Go through the listing below and gather every line with the word "предпринимателя".

* Begin MATERIAL FOR THE TASK *

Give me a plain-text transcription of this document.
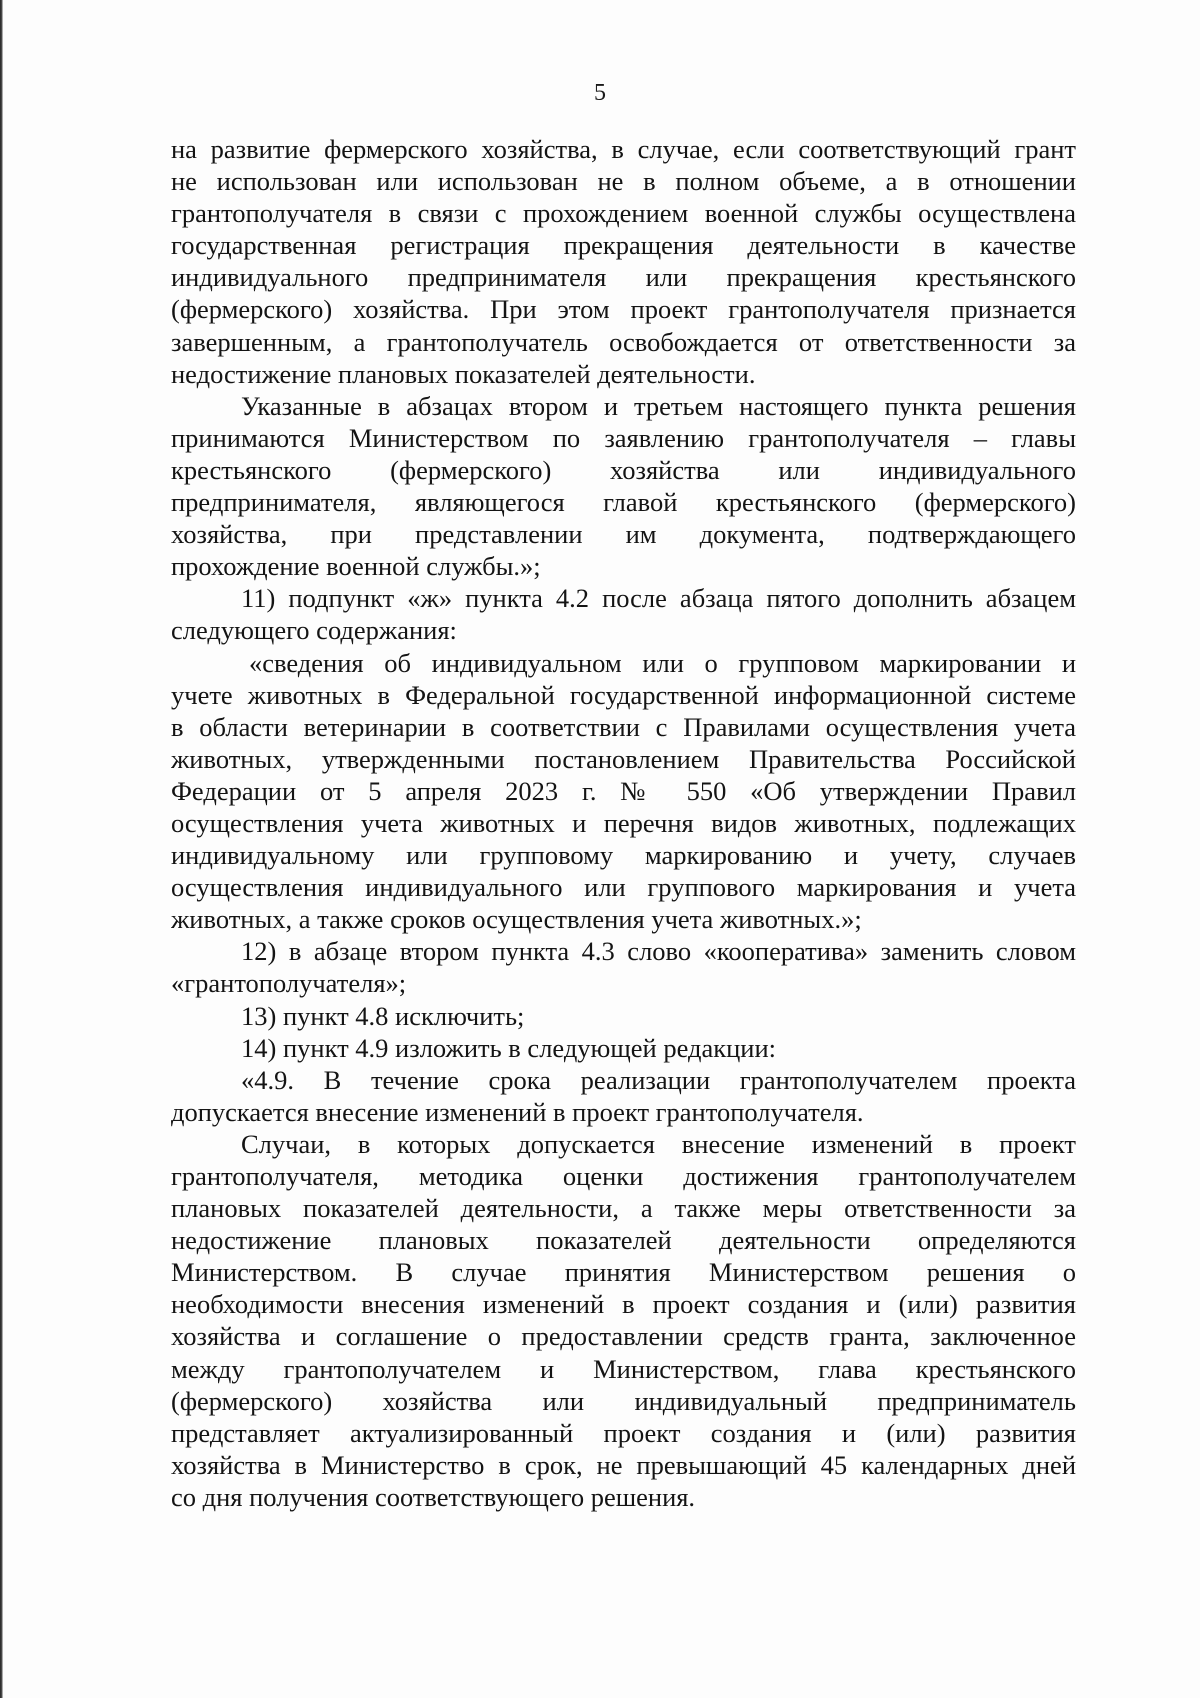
5
на развитие фермерского хозяйства, в случае, если соответствующий грант
не использован или использован не в полном объеме, а в отношении
грантополучателя в связи с прохождением военной службы осуществлена
государственная регистрация прекращения деятельности в качестве
индивидуального предпринимателя или прекращения крестьянского
(фермерского) хозяйства. При этом проект грантополучателя признается
завершенным, а грантополучатель освобождается от ответственности за
недостижение плановых показателей деятельности.
Указанные в абзацах втором и третьем настоящего пункта решения
принимаются Министерством по заявлению грантополучателя – главы
крестьянского (фермерского) хозяйства или индивидуального
предпринимателя, являющегося главой крестьянского (фермерского)
хозяйства, при представлении им документа, подтверждающего
прохождение военной службы.»;
11) подпункт «ж» пункта 4.2 после абзаца пятого дополнить абзацем
следующего содержания:
«сведения об индивидуальном или о групповом маркировании и
учете животных в Федеральной государственной информационной системе
в области ветеринарии в соответствии с Правилами осуществления учета
животных, утвержденными постановлением Правительства Российской
Федерации от 5 апреля 2023 г. № 550 «Об утверждении Правил
осуществления учета животных и перечня видов животных, подлежащих
индивидуальному или групповому маркированию и учету, случаев
осуществления индивидуального или группового маркирования и учета
животных, а также сроков осуществления учета животных.»;
12) в абзаце втором пункта 4.3 слово «кооператива» заменить словом
«грантополучателя»;
13) пункт 4.8 исключить;
14) пункт 4.9 изложить в следующей редакции:
«4.9. В течение срока реализации грантополучателем проекта
допускается внесение изменений в проект грантополучателя.
Случаи, в которых допускается внесение изменений в проект
грантополучателя, методика оценки достижения грантополучателем
плановых показателей деятельности, а также меры ответственности за
недостижение плановых показателей деятельности определяются
Министерством. В случае принятия Министерством решения о
необходимости внесения изменений в проект создания и (или) развития
хозяйства и соглашение о предоставлении средств гранта, заключенное
между грантополучателем и Министерством, глава крестьянского
(фермерского) хозяйства или индивидуальный предприниматель
представляет актуализированный проект создания и (или) развития
хозяйства в Министерство в срок, не превышающий 45 календарных дней
со дня получения соответствующего решения.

* End MATERIAL FOR THE TASK *

ANSWER TO THE TASK:
индивидуального предпринимателя или прекращения крестьянского
предпринимателя, являющегося главой крестьянского (фермерского)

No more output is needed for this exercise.